===== The data =====
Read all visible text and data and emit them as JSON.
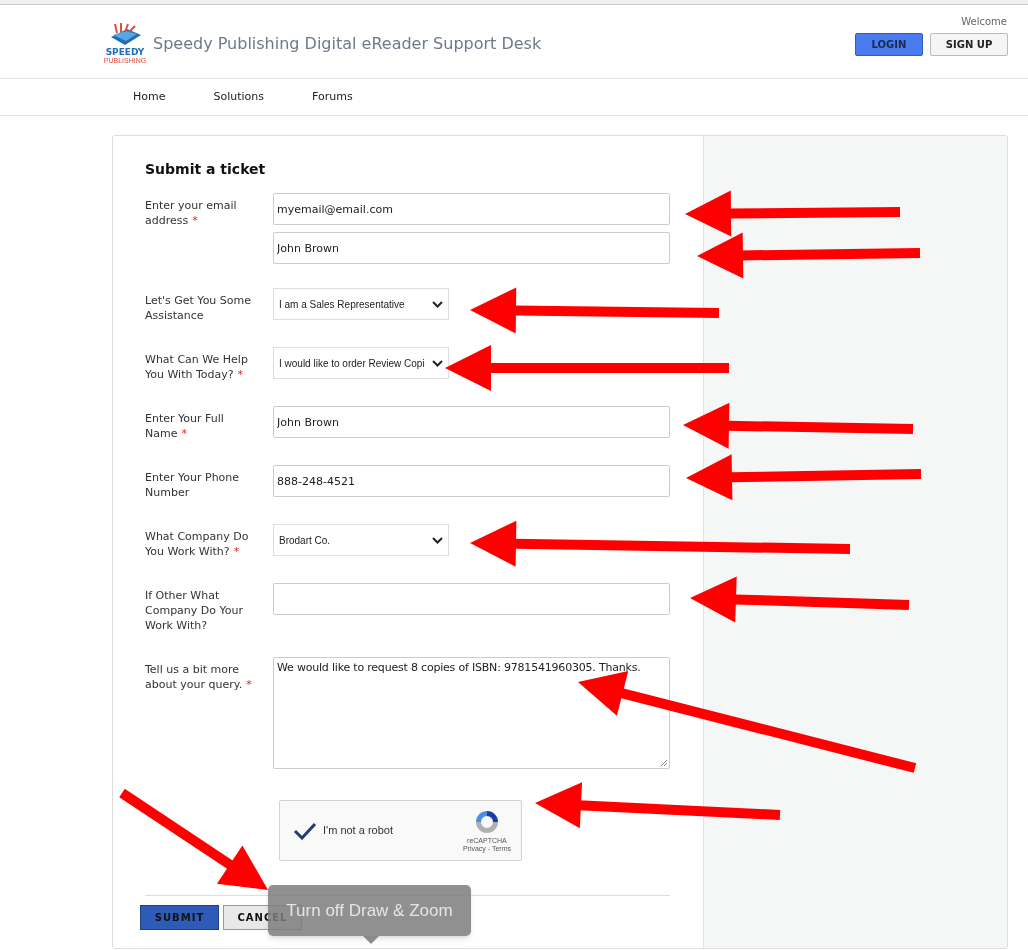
{
  "header": {
    "title": "Speedy Publishing Digital eReader Support Desk",
    "logo": {
      "word": "SPEEDY",
      "subword": "PUBLISHING"
    },
    "welcome": "Welcome",
    "buttons": [
      {
        "label": "LOGIN",
        "kind": "primary"
      },
      {
        "label": "SIGN UP",
        "kind": "secondary"
      }
    ]
  },
  "nav": [
    {
      "label": "Home"
    },
    {
      "label": "Solutions"
    },
    {
      "label": "Forums"
    }
  ],
  "form": {
    "title": "Submit a ticket",
    "required_mark": "*",
    "fields": [
      {
        "label": "Enter your email address",
        "required": true,
        "kind": "text",
        "inputs": [
          {
            "value": "myemail@email.com"
          },
          {
            "value": "John Brown"
          }
        ]
      },
      {
        "label": "Let's Get You Some Assistance",
        "required": false,
        "kind": "select",
        "value": "I am a Sales Representative"
      },
      {
        "label": "What Can We Help You With Today?",
        "required": true,
        "kind": "select",
        "value": "I would like to order Review Copi"
      },
      {
        "label": "Enter Your Full Name",
        "required": true,
        "kind": "text",
        "inputs": [
          {
            "value": "John Brown"
          }
        ]
      },
      {
        "label": "Enter Your Phone Number",
        "required": false,
        "kind": "text",
        "inputs": [
          {
            "value": "888-248-4521"
          }
        ]
      },
      {
        "label": "What Company Do You Work With?",
        "required": true,
        "kind": "select",
        "value": "Brodart Co."
      },
      {
        "label": "If Other What Company Do Your Work With?",
        "required": false,
        "kind": "text"
      },
      {
        "label": "Tell us a bit more about your query.",
        "required": true,
        "kind": "textarea",
        "value": "We would like to request 8 copies of ISBN: 9781541960305. Thanks."
      }
    ],
    "captcha": {
      "label": "I'm not a robot",
      "checked": true,
      "brand": "reCAPTCHA",
      "links": "Privacy - Terms"
    },
    "actions": [
      {
        "label": "SUBMIT",
        "kind": "primary"
      },
      {
        "label": "CANCEL",
        "kind": "secondary"
      }
    ]
  },
  "tooltip": "Turn off Draw & Zoom"
}
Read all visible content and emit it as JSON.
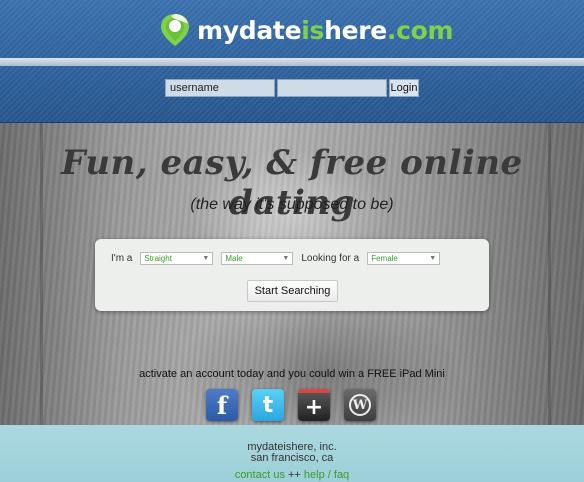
{
  "header": {
    "logo_part1": "mydate",
    "logo_part2": "is",
    "logo_part3": "here",
    "logo_part4": ".com",
    "login": {
      "username_value": "username",
      "password_value": "",
      "login_label": "Login"
    }
  },
  "hero": {
    "headline": "Fun, easy, & free online dating",
    "subhead": "(the way it's supposed to be)",
    "search": {
      "im_a_label": "I'm a",
      "orientation_value": "Straight",
      "gender_value": "Male",
      "looking_for_label": "Looking for a",
      "looking_value": "Female",
      "button_label": "Start Searching"
    },
    "promo": "activate an account today and you could win a FREE iPad Mini",
    "socials": [
      {
        "name": "facebook-icon",
        "glyph": "f"
      },
      {
        "name": "twitter-icon",
        "glyph": "t"
      },
      {
        "name": "google-plus-icon",
        "glyph": "+"
      },
      {
        "name": "wordpress-icon",
        "glyph": "W"
      }
    ]
  },
  "footer": {
    "company": "mydateishere, inc.",
    "location": "san francisco, ca",
    "link_contact": "contact us",
    "sep": " ++ ",
    "link_help": "help / faq"
  },
  "colors": {
    "header_blue": "#2f64a0",
    "brand_green": "#7fd14b",
    "footer_teal": "#abd8df",
    "link_green": "#3b9a2c"
  }
}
=====
• **What the exercise asks**:
Repeat the data exactly, dropping every picture it holds.

• **Completed exercise**:
Read all visible text and data and emit them as JSON.
{
  "header": {
    "title": "Speedy Publishing Digital eReader Support Desk",
    "logo": {
      "word": "SPEEDY",
      "subword": "PUBLISHING"
    },
    "welcome": "Welcome",
    "buttons": [
      {
        "label": "LOGIN",
        "kind": "primary"
      },
      {
        "label": "SIGN UP",
        "kind": "secondary"
      }
    ]
  },
  "nav": [
    {
      "label": "Home"
    },
    {
      "label": "Solutions"
    },
    {
      "label": "Forums"
    }
  ],
  "form": {
    "title": "Submit a ticket",
    "required_mark": "*",
    "fields": [
      {
        "label": "Enter your email address",
        "required": true,
        "kind": "text",
        "inputs": [
          {
            "value": "myemail@email.com"
          },
          {
            "value": "John Brown"
          }
        ]
      },
      {
        "label": "Let's Get You Some Assistance",
        "required": false,
        "kind": "select",
        "value": "I am a Sales Representative"
      },
      {
        "label": "What Can We Help You With Today?",
        "required": true,
        "kind": "select",
        "value": "I would like to order Review Copi"
      },
      {
        "label": "Enter Your Full Name",
        "required": true,
        "kind": "text",
        "inputs": [
          {
            "value": "John Brown"
          }
        ]
      },
      {
        "label": "Enter Your Phone Number",
        "required": false,
        "kind": "text",
        "inputs": [
          {
            "value": "888-248-4521"
          }
        ]
      },
      {
        "label": "What Company Do You Work With?",
        "required": true,
        "kind": "select",
        "value": "Brodart Co."
      },
      {
        "label": "If Other What Company Do Your Work With?",
        "required": false,
        "kind": "text"
      },
      {
        "label": "Tell us a bit more about your query.",
        "required": true,
        "kind": "textarea",
        "value": "We would like to request 8 copies of ISBN: 9781541960305. Thanks."
      }
    ],
    "captcha": {
      "label": "I'm not a robot",
      "checked": true,
      "brand": "reCAPTCHA",
      "links": "Privacy - Terms"
    },
    "actions": [
      {
        "label": "SUBMIT",
        "kind": "primary"
      },
      {
        "label": "CANCEL",
        "kind": "secondary"
      }
    ]
  },
  "tooltip": "Turn off Draw & Zoom"
}
Read all visible content and emit it as JSON.
{
  "header": {
    "logo_part1": "mydate",
    "logo_part2": "is",
    "logo_part3": "here",
    "logo_part4": ".com",
    "login": {
      "username_value": "username",
      "password_value": "",
      "login_label": "Login"
    }
  },
  "hero": {
    "headline": "Fun, easy, & free online dating",
    "subhead": "(the way it's supposed to be)",
    "search": {
      "im_a_label": "I'm a",
      "orientation_value": "Straight",
      "gender_value": "Male",
      "looking_for_label": "Looking for a",
      "looking_value": "Female",
      "button_label": "Start Searching"
    },
    "promo": "activate an account today and you could win a FREE iPad Mini",
    "socials": [
      {
        "name": "facebook-icon",
        "glyph": "f"
      },
      {
        "name": "twitter-icon",
        "glyph": "t"
      },
      {
        "name": "google-plus-icon",
        "glyph": "+"
      },
      {
        "name": "wordpress-icon",
        "glyph": "W"
      }
    ]
  },
  "footer": {
    "company": "mydateishere, inc.",
    "location": "san francisco, ca",
    "link_contact": "contact us",
    "sep": " ++ ",
    "link_help": "help / faq"
  },
  "colors": {
    "header_blue": "#2f64a0",
    "brand_green": "#7fd14b",
    "footer_teal": "#abd8df",
    "link_green": "#3b9a2c"
  }
}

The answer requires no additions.